Objective: Take each line that has the word "this" and return it.

--- BEGIN Excerpted data ---

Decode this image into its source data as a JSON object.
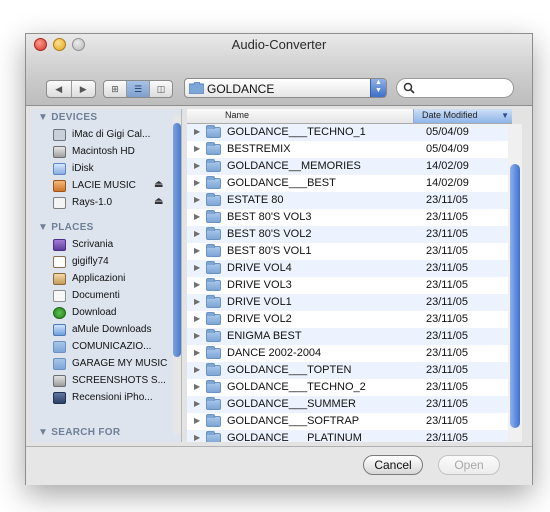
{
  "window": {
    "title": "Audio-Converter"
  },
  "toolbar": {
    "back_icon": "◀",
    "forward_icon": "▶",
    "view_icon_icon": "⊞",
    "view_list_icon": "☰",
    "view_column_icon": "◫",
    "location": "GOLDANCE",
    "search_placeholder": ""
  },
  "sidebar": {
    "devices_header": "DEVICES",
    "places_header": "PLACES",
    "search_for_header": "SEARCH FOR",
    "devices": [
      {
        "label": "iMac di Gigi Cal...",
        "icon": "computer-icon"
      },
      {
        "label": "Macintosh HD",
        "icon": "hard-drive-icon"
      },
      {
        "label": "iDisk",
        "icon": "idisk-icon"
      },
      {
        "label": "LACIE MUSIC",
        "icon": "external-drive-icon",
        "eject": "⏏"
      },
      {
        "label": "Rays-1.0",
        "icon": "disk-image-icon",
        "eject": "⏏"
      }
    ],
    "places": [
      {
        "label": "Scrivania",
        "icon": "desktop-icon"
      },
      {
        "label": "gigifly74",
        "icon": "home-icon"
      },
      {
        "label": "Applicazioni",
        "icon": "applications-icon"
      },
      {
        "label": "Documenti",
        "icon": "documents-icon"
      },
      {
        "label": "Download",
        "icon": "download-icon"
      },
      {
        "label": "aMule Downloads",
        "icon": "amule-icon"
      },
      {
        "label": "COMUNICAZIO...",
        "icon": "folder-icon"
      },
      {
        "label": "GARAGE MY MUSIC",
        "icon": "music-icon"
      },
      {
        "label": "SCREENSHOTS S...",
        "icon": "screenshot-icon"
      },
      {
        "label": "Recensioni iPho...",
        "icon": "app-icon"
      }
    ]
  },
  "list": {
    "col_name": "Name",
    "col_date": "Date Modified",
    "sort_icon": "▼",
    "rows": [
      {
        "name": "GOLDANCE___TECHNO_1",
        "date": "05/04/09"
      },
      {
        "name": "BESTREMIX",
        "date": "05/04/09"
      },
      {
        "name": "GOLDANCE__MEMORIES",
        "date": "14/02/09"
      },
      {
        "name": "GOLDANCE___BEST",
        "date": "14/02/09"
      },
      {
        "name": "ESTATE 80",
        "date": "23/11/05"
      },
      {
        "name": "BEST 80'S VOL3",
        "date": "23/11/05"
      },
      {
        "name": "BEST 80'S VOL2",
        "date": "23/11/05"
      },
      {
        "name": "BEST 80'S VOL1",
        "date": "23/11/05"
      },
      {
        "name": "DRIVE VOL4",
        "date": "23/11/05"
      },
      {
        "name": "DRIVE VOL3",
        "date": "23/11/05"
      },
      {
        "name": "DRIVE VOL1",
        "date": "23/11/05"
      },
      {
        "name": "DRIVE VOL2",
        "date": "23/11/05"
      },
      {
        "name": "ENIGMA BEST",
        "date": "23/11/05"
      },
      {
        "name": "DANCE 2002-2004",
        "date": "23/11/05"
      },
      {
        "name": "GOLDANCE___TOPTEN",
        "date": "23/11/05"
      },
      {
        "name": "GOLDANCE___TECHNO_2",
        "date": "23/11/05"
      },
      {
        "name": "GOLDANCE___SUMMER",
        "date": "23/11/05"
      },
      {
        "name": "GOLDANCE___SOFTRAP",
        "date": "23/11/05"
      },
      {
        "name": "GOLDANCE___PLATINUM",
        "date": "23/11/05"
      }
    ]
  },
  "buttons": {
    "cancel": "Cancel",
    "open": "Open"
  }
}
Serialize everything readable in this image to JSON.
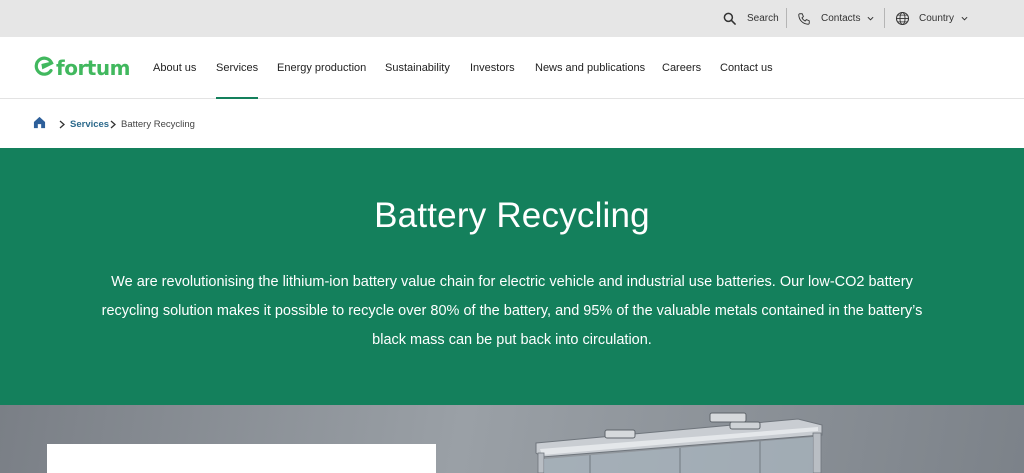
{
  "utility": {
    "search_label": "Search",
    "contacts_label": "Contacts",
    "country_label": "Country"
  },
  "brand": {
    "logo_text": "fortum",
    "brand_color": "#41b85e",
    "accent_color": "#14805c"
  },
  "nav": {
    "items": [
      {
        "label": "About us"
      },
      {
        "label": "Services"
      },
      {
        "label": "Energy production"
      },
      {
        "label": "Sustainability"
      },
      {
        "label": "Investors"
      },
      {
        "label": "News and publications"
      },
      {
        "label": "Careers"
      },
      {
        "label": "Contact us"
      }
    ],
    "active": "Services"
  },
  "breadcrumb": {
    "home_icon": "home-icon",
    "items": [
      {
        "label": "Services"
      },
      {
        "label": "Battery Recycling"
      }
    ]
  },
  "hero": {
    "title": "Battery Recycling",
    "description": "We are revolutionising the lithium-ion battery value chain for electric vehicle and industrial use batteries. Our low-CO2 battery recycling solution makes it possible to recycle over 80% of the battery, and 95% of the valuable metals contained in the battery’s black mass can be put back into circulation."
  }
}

--- END Excerpted data ---
--- BEGIN Excerpted data ---

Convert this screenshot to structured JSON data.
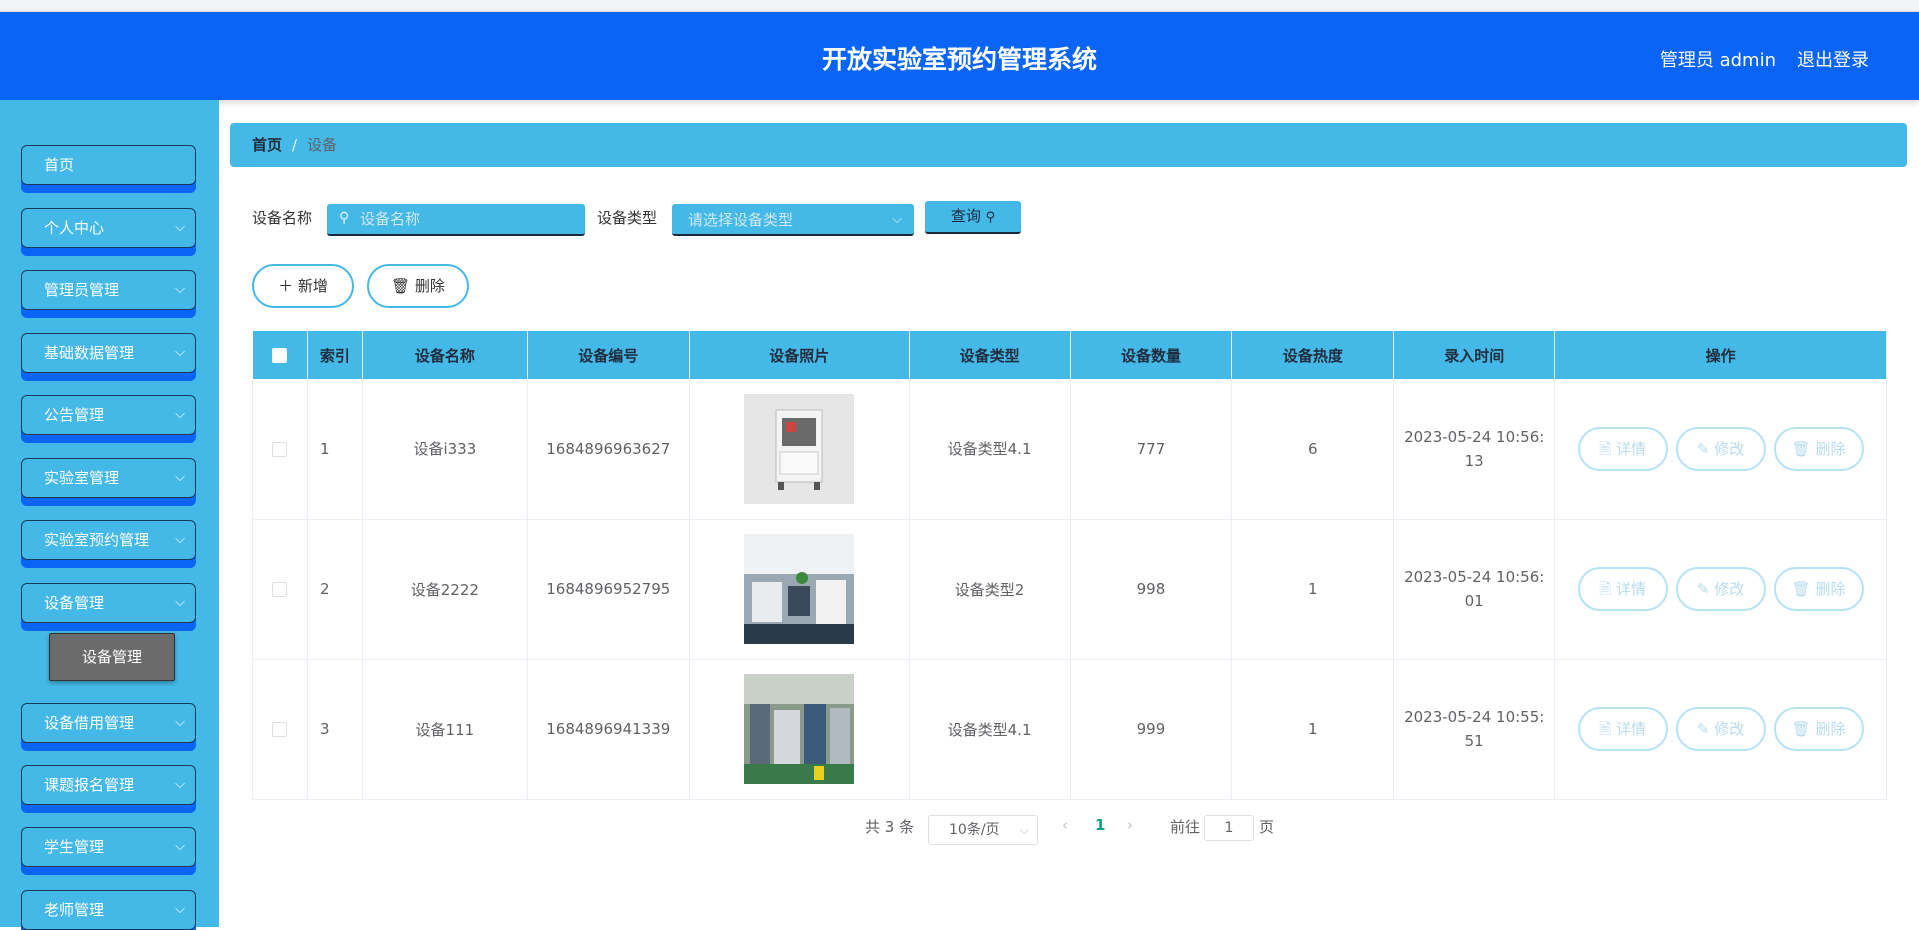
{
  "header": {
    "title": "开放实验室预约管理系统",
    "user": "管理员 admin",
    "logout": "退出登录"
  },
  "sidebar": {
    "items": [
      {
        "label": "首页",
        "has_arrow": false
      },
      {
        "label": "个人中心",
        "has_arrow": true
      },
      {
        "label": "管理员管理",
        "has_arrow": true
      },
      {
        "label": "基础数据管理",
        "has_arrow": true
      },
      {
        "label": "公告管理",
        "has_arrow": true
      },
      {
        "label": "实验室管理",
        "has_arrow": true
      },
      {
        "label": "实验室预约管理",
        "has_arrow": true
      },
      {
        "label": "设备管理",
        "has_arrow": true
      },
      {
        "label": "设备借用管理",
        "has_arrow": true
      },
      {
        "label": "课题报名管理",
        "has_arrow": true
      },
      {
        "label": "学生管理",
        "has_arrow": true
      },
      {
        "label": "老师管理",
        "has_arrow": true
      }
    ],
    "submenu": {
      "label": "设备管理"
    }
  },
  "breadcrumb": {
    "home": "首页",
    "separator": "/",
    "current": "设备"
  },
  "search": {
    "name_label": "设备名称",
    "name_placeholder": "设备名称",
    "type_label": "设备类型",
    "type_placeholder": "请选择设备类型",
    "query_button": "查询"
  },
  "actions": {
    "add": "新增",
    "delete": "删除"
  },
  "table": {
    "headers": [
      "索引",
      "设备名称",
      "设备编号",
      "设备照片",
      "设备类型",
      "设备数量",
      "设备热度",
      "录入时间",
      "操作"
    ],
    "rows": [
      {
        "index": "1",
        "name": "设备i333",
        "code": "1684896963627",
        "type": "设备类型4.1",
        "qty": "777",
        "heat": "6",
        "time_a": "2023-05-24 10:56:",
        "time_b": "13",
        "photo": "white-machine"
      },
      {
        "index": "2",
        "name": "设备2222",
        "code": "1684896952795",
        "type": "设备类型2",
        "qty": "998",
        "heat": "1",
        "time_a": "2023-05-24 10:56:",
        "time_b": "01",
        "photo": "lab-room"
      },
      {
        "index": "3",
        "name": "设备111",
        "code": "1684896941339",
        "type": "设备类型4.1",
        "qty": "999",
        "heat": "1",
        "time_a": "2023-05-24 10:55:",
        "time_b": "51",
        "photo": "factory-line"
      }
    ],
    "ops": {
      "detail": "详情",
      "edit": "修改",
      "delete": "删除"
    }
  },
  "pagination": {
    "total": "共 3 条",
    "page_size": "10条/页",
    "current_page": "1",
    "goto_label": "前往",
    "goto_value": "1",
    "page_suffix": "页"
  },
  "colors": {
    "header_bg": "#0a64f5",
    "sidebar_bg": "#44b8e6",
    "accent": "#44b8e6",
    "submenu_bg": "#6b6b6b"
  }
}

--- END Excerpted data ---

Problem solution:
Decode this image into its source data as a JSON object.
Serialize everything readable in this image to JSON.
Convert this screenshot to structured JSON data.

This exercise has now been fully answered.